Dataset records

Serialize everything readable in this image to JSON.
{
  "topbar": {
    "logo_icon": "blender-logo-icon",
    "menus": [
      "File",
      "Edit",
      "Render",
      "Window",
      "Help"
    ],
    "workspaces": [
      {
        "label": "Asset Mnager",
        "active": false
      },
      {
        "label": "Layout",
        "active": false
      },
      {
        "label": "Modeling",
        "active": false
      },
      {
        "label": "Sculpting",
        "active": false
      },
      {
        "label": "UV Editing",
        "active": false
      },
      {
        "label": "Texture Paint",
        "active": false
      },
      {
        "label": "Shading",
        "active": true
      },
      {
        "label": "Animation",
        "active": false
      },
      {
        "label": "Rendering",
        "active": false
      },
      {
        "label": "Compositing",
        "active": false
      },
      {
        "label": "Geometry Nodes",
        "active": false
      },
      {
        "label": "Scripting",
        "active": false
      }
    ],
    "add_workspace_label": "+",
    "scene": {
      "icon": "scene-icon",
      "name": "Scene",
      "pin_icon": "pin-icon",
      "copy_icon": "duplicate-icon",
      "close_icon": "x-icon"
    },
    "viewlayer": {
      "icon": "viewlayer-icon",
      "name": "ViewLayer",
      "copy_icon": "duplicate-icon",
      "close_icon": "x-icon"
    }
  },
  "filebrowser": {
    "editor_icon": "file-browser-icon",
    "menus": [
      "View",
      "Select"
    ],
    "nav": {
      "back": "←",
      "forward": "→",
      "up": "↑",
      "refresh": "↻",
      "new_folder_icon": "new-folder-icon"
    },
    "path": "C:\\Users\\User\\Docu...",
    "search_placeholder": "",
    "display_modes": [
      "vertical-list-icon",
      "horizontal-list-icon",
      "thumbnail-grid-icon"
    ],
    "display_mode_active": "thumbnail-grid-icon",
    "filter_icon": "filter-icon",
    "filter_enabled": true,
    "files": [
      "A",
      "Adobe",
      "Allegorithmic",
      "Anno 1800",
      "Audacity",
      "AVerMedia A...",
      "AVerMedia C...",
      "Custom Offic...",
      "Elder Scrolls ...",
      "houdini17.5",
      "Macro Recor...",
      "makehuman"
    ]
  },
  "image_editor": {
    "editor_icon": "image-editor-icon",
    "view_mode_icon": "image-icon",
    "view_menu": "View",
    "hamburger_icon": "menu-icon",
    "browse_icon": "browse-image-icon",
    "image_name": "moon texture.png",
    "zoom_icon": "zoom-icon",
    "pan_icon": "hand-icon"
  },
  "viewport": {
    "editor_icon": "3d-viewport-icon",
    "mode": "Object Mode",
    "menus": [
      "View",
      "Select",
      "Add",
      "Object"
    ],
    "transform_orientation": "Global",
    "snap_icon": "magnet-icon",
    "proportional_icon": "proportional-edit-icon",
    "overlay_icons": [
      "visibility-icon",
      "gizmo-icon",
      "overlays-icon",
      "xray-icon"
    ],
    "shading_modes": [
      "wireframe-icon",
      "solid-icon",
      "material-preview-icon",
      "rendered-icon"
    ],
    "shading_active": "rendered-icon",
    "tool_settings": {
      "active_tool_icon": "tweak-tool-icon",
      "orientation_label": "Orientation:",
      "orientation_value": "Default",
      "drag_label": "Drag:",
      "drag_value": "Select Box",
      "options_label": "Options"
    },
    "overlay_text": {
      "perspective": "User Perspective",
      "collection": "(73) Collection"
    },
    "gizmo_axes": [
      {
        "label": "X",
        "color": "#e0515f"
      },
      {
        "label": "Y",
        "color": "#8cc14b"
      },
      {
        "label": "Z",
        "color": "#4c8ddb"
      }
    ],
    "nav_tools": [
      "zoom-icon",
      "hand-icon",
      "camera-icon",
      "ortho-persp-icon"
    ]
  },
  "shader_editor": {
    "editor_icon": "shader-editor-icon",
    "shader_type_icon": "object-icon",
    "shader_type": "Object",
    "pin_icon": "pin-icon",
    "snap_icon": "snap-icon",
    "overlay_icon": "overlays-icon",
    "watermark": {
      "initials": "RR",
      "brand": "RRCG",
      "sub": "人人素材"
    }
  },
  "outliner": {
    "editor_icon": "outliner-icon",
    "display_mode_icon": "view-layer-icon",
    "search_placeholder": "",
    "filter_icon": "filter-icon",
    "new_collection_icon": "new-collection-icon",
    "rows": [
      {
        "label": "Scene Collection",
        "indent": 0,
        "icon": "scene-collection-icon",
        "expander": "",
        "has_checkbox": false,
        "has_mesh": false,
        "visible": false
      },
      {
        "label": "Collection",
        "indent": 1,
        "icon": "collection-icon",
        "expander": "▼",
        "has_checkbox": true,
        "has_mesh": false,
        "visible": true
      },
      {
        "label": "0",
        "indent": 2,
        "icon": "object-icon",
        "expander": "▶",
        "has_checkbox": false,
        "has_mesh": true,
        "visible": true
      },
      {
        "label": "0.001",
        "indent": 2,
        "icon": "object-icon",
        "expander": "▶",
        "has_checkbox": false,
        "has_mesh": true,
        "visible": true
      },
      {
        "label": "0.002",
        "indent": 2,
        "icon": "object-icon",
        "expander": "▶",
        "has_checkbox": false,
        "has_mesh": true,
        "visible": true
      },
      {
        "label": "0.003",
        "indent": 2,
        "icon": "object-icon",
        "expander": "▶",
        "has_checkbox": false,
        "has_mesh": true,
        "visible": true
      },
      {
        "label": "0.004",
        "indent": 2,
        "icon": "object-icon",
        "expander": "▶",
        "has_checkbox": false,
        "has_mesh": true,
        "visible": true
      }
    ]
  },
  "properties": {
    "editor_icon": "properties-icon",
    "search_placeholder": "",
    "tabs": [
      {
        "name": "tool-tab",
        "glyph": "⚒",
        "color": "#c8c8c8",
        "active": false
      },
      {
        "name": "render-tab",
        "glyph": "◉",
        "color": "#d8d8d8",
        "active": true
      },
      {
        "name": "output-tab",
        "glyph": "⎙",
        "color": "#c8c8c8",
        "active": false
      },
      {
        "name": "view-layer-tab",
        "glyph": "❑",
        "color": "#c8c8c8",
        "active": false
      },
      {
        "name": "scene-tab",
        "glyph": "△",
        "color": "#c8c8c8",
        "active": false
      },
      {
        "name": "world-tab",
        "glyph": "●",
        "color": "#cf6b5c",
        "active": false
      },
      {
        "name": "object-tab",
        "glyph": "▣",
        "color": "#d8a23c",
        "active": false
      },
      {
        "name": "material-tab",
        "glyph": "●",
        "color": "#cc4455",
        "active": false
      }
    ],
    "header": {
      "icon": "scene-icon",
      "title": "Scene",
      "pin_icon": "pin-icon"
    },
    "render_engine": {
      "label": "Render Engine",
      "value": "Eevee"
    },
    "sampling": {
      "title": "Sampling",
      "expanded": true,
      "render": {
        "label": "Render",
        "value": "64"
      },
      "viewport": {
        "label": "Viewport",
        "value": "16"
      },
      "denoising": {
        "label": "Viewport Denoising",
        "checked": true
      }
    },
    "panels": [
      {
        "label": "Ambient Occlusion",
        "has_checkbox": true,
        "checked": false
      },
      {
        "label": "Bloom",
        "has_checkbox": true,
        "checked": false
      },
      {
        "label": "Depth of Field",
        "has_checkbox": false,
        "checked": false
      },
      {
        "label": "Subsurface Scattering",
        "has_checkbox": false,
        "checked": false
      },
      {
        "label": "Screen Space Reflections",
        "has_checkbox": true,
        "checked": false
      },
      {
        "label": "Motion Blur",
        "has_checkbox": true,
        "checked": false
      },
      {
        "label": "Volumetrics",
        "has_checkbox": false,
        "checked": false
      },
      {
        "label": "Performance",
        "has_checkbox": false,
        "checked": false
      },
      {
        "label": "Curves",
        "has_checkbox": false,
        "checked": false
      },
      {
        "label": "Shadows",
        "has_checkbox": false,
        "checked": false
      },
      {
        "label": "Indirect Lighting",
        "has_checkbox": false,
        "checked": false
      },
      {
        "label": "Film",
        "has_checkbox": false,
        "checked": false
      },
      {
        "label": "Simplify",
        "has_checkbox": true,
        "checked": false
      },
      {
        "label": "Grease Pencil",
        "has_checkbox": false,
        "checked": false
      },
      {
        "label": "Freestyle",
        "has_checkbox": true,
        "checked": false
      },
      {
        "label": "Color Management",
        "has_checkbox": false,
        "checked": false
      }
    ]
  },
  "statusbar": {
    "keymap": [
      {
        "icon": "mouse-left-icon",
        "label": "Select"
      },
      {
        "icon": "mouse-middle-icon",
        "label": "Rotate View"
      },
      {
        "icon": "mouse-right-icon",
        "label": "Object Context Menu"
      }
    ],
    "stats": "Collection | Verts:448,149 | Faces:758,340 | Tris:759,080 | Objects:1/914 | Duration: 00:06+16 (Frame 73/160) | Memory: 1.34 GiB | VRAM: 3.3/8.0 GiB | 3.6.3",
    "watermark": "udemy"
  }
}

Exercise aim:
Find the word "grid" in the material, then list each line that holds it.

Exercise output:
      "thumbnail-grid-icon"
    "display_mode_active": "thumbnail-grid-icon",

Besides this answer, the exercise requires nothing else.